● Required work
Every record below should be printed exactly as it appears.

Begin Task input

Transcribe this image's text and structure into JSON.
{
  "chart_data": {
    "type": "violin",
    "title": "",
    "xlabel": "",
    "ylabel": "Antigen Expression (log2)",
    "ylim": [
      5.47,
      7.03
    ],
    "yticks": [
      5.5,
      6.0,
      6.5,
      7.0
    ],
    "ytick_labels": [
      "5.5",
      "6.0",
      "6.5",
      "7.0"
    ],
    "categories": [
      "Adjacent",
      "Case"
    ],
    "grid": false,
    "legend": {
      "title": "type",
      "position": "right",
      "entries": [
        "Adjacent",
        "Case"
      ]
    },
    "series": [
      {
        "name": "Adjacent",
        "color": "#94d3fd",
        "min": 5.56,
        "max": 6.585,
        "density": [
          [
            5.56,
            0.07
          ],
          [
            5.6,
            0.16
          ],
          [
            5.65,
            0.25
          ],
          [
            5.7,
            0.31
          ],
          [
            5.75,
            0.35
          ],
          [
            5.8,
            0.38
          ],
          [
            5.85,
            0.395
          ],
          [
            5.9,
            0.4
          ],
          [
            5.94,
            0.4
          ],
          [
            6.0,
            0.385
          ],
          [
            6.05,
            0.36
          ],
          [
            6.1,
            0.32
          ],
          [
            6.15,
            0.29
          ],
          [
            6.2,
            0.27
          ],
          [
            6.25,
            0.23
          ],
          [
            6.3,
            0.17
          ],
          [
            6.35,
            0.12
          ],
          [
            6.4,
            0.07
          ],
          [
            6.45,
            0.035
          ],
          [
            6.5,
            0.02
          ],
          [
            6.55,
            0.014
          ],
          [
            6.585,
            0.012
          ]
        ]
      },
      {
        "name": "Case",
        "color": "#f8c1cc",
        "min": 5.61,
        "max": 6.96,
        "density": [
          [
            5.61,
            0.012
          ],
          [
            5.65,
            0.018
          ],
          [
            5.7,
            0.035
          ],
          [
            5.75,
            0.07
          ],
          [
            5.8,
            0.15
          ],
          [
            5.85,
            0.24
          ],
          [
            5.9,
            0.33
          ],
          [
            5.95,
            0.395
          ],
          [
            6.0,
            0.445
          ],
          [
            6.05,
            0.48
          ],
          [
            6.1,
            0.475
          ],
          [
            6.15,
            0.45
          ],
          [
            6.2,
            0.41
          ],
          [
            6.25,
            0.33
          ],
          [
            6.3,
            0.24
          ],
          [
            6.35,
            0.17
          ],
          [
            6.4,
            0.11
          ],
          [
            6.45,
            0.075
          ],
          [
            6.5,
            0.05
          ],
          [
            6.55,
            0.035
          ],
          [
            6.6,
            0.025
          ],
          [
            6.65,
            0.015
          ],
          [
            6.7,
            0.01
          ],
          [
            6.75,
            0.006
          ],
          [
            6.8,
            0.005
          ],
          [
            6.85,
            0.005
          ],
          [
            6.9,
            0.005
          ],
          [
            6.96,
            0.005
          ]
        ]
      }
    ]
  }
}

End Task input

● Exercise result
Transcribe this image's text and structure into JSON.
{
  "chart_data": {
    "type": "violin",
    "title": "",
    "xlabel": "",
    "ylabel": "Antigen Expression (log2)",
    "ylim": [
      5.47,
      7.03
    ],
    "yticks": [
      5.5,
      6.0,
      6.5,
      7.0
    ],
    "ytick_labels": [
      "5.5",
      "6.0",
      "6.5",
      "7.0"
    ],
    "categories": [
      "Adjacent",
      "Case"
    ],
    "grid": false,
    "legend": {
      "title": "type",
      "position": "right",
      "entries": [
        "Adjacent",
        "Case"
      ]
    },
    "series": [
      {
        "name": "Adjacent",
        "color": "#94d3fd",
        "min": 5.56,
        "max": 6.585,
        "density": [
          [
            5.56,
            0.07
          ],
          [
            5.6,
            0.16
          ],
          [
            5.65,
            0.25
          ],
          [
            5.7,
            0.31
          ],
          [
            5.75,
            0.35
          ],
          [
            5.8,
            0.38
          ],
          [
            5.85,
            0.395
          ],
          [
            5.9,
            0.4
          ],
          [
            5.94,
            0.4
          ],
          [
            6.0,
            0.385
          ],
          [
            6.05,
            0.36
          ],
          [
            6.1,
            0.32
          ],
          [
            6.15,
            0.29
          ],
          [
            6.2,
            0.27
          ],
          [
            6.25,
            0.23
          ],
          [
            6.3,
            0.17
          ],
          [
            6.35,
            0.12
          ],
          [
            6.4,
            0.07
          ],
          [
            6.45,
            0.035
          ],
          [
            6.5,
            0.02
          ],
          [
            6.55,
            0.014
          ],
          [
            6.585,
            0.012
          ]
        ]
      },
      {
        "name": "Case",
        "color": "#f8c1cc",
        "min": 5.61,
        "max": 6.96,
        "density": [
          [
            5.61,
            0.012
          ],
          [
            5.65,
            0.018
          ],
          [
            5.7,
            0.035
          ],
          [
            5.75,
            0.07
          ],
          [
            5.8,
            0.15
          ],
          [
            5.85,
            0.24
          ],
          [
            5.9,
            0.33
          ],
          [
            5.95,
            0.395
          ],
          [
            6.0,
            0.445
          ],
          [
            6.05,
            0.48
          ],
          [
            6.1,
            0.475
          ],
          [
            6.15,
            0.45
          ],
          [
            6.2,
            0.41
          ],
          [
            6.25,
            0.33
          ],
          [
            6.3,
            0.24
          ],
          [
            6.35,
            0.17
          ],
          [
            6.4,
            0.11
          ],
          [
            6.45,
            0.075
          ],
          [
            6.5,
            0.05
          ],
          [
            6.55,
            0.035
          ],
          [
            6.6,
            0.025
          ],
          [
            6.65,
            0.015
          ],
          [
            6.7,
            0.01
          ],
          [
            6.75,
            0.006
          ],
          [
            6.8,
            0.005
          ],
          [
            6.85,
            0.005
          ],
          [
            6.9,
            0.005
          ],
          [
            6.96,
            0.005
          ]
        ]
      }
    ]
  }
}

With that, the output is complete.